*AIM OF THE EXERCISE:* Search the listing for "yellow" and copy every line where it appears.

------------------------------------

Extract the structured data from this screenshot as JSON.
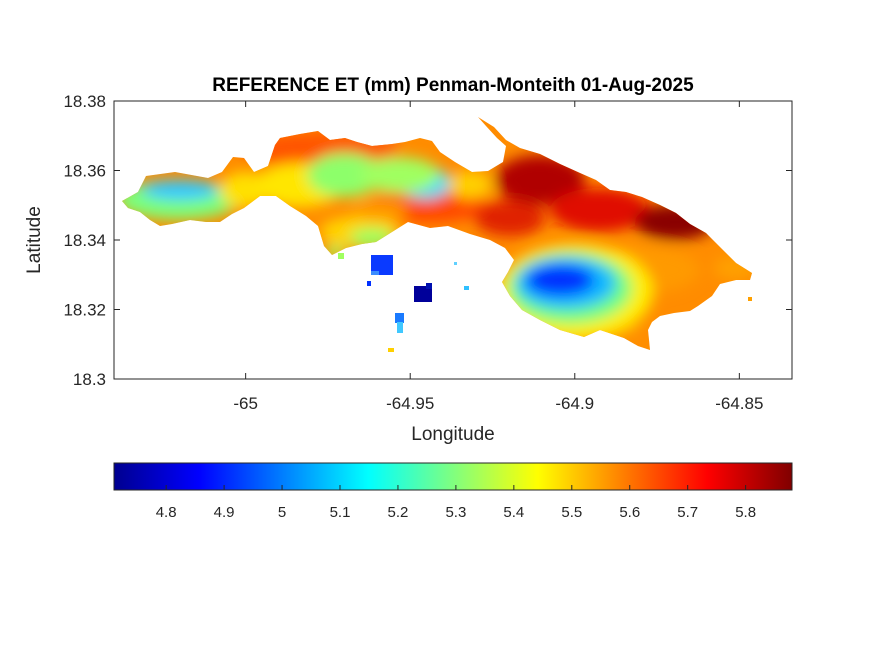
{
  "map": {
    "title": "REFERENCE ET (mm) Penman-Monteith 01-Aug-2025",
    "xlabel": "Longitude",
    "ylabel": "Latitude",
    "xlim": [
      -65.04,
      -64.834
    ],
    "ylim": [
      18.3,
      18.38
    ],
    "xticks": [
      -65,
      -64.95,
      -64.9,
      -64.85
    ],
    "xtick_labels": [
      "-65",
      "-64.95",
      "-64.9",
      "-64.85"
    ],
    "yticks": [
      18.3,
      18.32,
      18.34,
      18.36,
      18.38
    ],
    "ytick_labels": [
      "18.3",
      "18.32",
      "18.34",
      "18.36",
      "18.38"
    ],
    "colormap": "jet",
    "colors": {
      "cold": "#00008f",
      "mid": "#00ffff",
      "warm": "#ffff00",
      "hot": "#800000"
    }
  },
  "colorbar": {
    "location": "southoutside",
    "range": [
      4.71,
      5.88
    ],
    "ticks": [
      4.8,
      4.9,
      5.0,
      5.1,
      5.2,
      5.3,
      5.4,
      5.5,
      5.6,
      5.7,
      5.8
    ],
    "tick_labels": [
      "4.8",
      "4.9",
      "5",
      "5.1",
      "5.2",
      "5.3",
      "5.4",
      "5.5",
      "5.6",
      "5.7",
      "5.8"
    ]
  },
  "field": {
    "description_units": "mm",
    "background_value": 5.58,
    "regions": [
      {
        "name": "west-cyan-lobe",
        "center": [
          -65.02,
          18.354
        ],
        "value": 5.1
      },
      {
        "name": "west-green-lobe",
        "center": [
          -65.025,
          18.35
        ],
        "value": 5.25
      },
      {
        "name": "north-yellow-band",
        "center": [
          -64.985,
          18.362
        ],
        "value": 5.42
      },
      {
        "name": "central-green",
        "center": [
          -64.975,
          18.355
        ],
        "value": 5.28
      },
      {
        "name": "central-cyan",
        "center": [
          -64.952,
          18.355
        ],
        "value": 5.18
      },
      {
        "name": "south-central-yellow",
        "center": [
          -64.965,
          18.341
        ],
        "value": 5.45
      },
      {
        "name": "east-hot-core",
        "center": [
          -64.915,
          18.362
        ],
        "value": 5.8
      },
      {
        "name": "far-east-hot",
        "center": [
          -64.87,
          18.347
        ],
        "value": 5.82
      },
      {
        "name": "southeast-blue-pocket",
        "center": [
          -64.905,
          18.328
        ],
        "value": 4.9
      },
      {
        "name": "southeast-cyan-ring",
        "center": [
          -64.905,
          18.326
        ],
        "value": 5.12
      },
      {
        "name": "southeast-green-ring",
        "center": [
          -64.905,
          18.325
        ],
        "value": 5.3
      },
      {
        "name": "southeast-yellow-ring",
        "center": [
          -64.905,
          18.323
        ],
        "value": 5.46
      },
      {
        "name": "islet-blue",
        "center": [
          -64.956,
          18.333
        ],
        "value": 4.92
      },
      {
        "name": "islet-navy",
        "center": [
          -64.946,
          18.324
        ],
        "value": 4.72
      },
      {
        "name": "islet-cyan",
        "center": [
          -64.954,
          18.316
        ],
        "value": 5.05
      }
    ]
  }
}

------------------------------------

*FINISHED TASK:*
        "name": "north-yellow-band",
        "name": "south-central-yellow",
        "name": "southeast-yellow-ring",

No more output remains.